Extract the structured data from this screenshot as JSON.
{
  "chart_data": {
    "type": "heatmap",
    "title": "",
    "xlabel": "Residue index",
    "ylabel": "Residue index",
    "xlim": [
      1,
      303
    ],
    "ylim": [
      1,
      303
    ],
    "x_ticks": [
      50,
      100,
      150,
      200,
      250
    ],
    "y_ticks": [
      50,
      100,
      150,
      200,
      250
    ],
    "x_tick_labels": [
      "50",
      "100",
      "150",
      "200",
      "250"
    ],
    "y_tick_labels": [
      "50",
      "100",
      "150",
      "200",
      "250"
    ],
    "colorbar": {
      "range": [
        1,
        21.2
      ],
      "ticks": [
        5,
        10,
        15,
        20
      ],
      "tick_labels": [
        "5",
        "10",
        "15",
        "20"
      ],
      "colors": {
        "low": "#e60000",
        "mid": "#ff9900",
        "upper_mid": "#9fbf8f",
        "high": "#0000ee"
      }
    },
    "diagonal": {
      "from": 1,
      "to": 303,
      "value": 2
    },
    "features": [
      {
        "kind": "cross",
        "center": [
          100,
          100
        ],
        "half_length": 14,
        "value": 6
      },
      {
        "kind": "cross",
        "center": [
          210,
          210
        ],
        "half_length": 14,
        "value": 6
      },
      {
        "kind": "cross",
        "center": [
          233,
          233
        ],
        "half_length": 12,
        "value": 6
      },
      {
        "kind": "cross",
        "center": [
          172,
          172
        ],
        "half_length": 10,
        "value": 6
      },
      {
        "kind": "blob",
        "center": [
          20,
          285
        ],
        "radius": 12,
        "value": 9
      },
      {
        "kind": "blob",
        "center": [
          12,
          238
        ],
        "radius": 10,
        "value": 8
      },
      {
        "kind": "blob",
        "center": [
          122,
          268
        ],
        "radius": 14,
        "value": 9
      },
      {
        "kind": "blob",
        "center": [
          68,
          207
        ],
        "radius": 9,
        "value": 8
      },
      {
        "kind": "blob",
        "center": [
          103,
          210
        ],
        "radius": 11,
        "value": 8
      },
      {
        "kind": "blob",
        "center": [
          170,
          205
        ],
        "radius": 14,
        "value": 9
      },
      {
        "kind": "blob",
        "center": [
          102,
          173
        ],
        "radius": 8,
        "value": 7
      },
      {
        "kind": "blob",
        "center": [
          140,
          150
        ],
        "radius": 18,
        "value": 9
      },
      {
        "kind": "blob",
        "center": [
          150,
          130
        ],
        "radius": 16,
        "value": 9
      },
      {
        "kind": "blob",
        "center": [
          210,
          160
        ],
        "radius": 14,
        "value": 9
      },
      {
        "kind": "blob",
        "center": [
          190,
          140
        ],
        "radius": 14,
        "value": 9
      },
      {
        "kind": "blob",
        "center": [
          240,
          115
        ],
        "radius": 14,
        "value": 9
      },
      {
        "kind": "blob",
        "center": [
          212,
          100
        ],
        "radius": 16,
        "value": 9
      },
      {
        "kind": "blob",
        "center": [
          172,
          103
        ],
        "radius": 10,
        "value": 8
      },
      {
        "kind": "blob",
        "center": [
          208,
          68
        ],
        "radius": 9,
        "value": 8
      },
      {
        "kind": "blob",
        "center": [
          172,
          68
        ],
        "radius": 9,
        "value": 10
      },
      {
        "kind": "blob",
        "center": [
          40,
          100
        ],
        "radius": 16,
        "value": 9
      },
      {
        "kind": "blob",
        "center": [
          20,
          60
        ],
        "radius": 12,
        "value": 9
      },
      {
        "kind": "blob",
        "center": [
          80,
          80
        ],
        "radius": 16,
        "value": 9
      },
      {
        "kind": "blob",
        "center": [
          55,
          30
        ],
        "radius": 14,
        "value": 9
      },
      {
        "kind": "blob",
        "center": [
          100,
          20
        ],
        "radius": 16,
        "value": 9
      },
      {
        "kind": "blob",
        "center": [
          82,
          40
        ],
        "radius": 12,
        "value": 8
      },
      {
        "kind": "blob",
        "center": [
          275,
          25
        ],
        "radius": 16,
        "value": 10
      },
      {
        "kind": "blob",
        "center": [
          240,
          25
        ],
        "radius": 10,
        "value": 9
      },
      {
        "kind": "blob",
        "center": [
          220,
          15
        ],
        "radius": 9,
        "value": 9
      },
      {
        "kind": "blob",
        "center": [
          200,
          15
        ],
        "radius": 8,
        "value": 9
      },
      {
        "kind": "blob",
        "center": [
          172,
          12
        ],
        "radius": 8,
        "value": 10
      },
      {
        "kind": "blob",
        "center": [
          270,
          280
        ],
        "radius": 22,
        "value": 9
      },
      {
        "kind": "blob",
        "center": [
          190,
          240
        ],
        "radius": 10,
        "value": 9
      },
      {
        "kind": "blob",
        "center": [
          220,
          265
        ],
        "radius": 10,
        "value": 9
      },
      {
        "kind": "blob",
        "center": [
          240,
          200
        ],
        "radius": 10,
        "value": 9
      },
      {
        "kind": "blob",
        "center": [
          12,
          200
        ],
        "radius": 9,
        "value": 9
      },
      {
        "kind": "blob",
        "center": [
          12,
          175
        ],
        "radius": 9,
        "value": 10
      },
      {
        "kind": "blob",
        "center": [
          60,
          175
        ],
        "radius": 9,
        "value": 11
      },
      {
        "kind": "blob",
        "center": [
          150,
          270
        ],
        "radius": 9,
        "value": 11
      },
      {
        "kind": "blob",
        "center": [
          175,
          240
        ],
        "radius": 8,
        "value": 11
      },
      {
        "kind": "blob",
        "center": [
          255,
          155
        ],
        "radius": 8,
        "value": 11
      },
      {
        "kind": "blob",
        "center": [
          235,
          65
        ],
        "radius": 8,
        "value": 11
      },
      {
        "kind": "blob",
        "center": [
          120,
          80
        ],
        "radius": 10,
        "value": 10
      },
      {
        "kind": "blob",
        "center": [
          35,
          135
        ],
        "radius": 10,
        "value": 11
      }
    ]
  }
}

══════════

*TO DO*. Repeat every line of the records above exactly.

*FULL ANSWER*.
Extract the structured data from this screenshot as JSON.
{
  "chart_data": {
    "type": "heatmap",
    "title": "",
    "xlabel": "Residue index",
    "ylabel": "Residue index",
    "xlim": [
      1,
      303
    ],
    "ylim": [
      1,
      303
    ],
    "x_ticks": [
      50,
      100,
      150,
      200,
      250
    ],
    "y_ticks": [
      50,
      100,
      150,
      200,
      250
    ],
    "x_tick_labels": [
      "50",
      "100",
      "150",
      "200",
      "250"
    ],
    "y_tick_labels": [
      "50",
      "100",
      "150",
      "200",
      "250"
    ],
    "colorbar": {
      "range": [
        1,
        21.2
      ],
      "ticks": [
        5,
        10,
        15,
        20
      ],
      "tick_labels": [
        "5",
        "10",
        "15",
        "20"
      ],
      "colors": {
        "low": "#e60000",
        "mid": "#ff9900",
        "upper_mid": "#9fbf8f",
        "high": "#0000ee"
      }
    },
    "diagonal": {
      "from": 1,
      "to": 303,
      "value": 2
    },
    "features": [
      {
        "kind": "cross",
        "center": [
          100,
          100
        ],
        "half_length": 14,
        "value": 6
      },
      {
        "kind": "cross",
        "center": [
          210,
          210
        ],
        "half_length": 14,
        "value": 6
      },
      {
        "kind": "cross",
        "center": [
          233,
          233
        ],
        "half_length": 12,
        "value": 6
      },
      {
        "kind": "cross",
        "center": [
          172,
          172
        ],
        "half_length": 10,
        "value": 6
      },
      {
        "kind": "blob",
        "center": [
          20,
          285
        ],
        "radius": 12,
        "value": 9
      },
      {
        "kind": "blob",
        "center": [
          12,
          238
        ],
        "radius": 10,
        "value": 8
      },
      {
        "kind": "blob",
        "center": [
          122,
          268
        ],
        "radius": 14,
        "value": 9
      },
      {
        "kind": "blob",
        "center": [
          68,
          207
        ],
        "radius": 9,
        "value": 8
      },
      {
        "kind": "blob",
        "center": [
          103,
          210
        ],
        "radius": 11,
        "value": 8
      },
      {
        "kind": "blob",
        "center": [
          170,
          205
        ],
        "radius": 14,
        "value": 9
      },
      {
        "kind": "blob",
        "center": [
          102,
          173
        ],
        "radius": 8,
        "value": 7
      },
      {
        "kind": "blob",
        "center": [
          140,
          150
        ],
        "radius": 18,
        "value": 9
      },
      {
        "kind": "blob",
        "center": [
          150,
          130
        ],
        "radius": 16,
        "value": 9
      },
      {
        "kind": "blob",
        "center": [
          210,
          160
        ],
        "radius": 14,
        "value": 9
      },
      {
        "kind": "blob",
        "center": [
          190,
          140
        ],
        "radius": 14,
        "value": 9
      },
      {
        "kind": "blob",
        "center": [
          240,
          115
        ],
        "radius": 14,
        "value": 9
      },
      {
        "kind": "blob",
        "center": [
          212,
          100
        ],
        "radius": 16,
        "value": 9
      },
      {
        "kind": "blob",
        "center": [
          172,
          103
        ],
        "radius": 10,
        "value": 8
      },
      {
        "kind": "blob",
        "center": [
          208,
          68
        ],
        "radius": 9,
        "value": 8
      },
      {
        "kind": "blob",
        "center": [
          172,
          68
        ],
        "radius": 9,
        "value": 10
      },
      {
        "kind": "blob",
        "center": [
          40,
          100
        ],
        "radius": 16,
        "value": 9
      },
      {
        "kind": "blob",
        "center": [
          20,
          60
        ],
        "radius": 12,
        "value": 9
      },
      {
        "kind": "blob",
        "center": [
          80,
          80
        ],
        "radius": 16,
        "value": 9
      },
      {
        "kind": "blob",
        "center": [
          55,
          30
        ],
        "radius": 14,
        "value": 9
      },
      {
        "kind": "blob",
        "center": [
          100,
          20
        ],
        "radius": 16,
        "value": 9
      },
      {
        "kind": "blob",
        "center": [
          82,
          40
        ],
        "radius": 12,
        "value": 8
      },
      {
        "kind": "blob",
        "center": [
          275,
          25
        ],
        "radius": 16,
        "value": 10
      },
      {
        "kind": "blob",
        "center": [
          240,
          25
        ],
        "radius": 10,
        "value": 9
      },
      {
        "kind": "blob",
        "center": [
          220,
          15
        ],
        "radius": 9,
        "value": 9
      },
      {
        "kind": "blob",
        "center": [
          200,
          15
        ],
        "radius": 8,
        "value": 9
      },
      {
        "kind": "blob",
        "center": [
          172,
          12
        ],
        "radius": 8,
        "value": 10
      },
      {
        "kind": "blob",
        "center": [
          270,
          280
        ],
        "radius": 22,
        "value": 9
      },
      {
        "kind": "blob",
        "center": [
          190,
          240
        ],
        "radius": 10,
        "value": 9
      },
      {
        "kind": "blob",
        "center": [
          220,
          265
        ],
        "radius": 10,
        "value": 9
      },
      {
        "kind": "blob",
        "center": [
          240,
          200
        ],
        "radius": 10,
        "value": 9
      },
      {
        "kind": "blob",
        "center": [
          12,
          200
        ],
        "radius": 9,
        "value": 9
      },
      {
        "kind": "blob",
        "center": [
          12,
          175
        ],
        "radius": 9,
        "value": 10
      },
      {
        "kind": "blob",
        "center": [
          60,
          175
        ],
        "radius": 9,
        "value": 11
      },
      {
        "kind": "blob",
        "center": [
          150,
          270
        ],
        "radius": 9,
        "value": 11
      },
      {
        "kind": "blob",
        "center": [
          175,
          240
        ],
        "radius": 8,
        "value": 11
      },
      {
        "kind": "blob",
        "center": [
          255,
          155
        ],
        "radius": 8,
        "value": 11
      },
      {
        "kind": "blob",
        "center": [
          235,
          65
        ],
        "radius": 8,
        "value": 11
      },
      {
        "kind": "blob",
        "center": [
          120,
          80
        ],
        "radius": 10,
        "value": 10
      },
      {
        "kind": "blob",
        "center": [
          35,
          135
        ],
        "radius": 10,
        "value": 11
      }
    ]
  }
}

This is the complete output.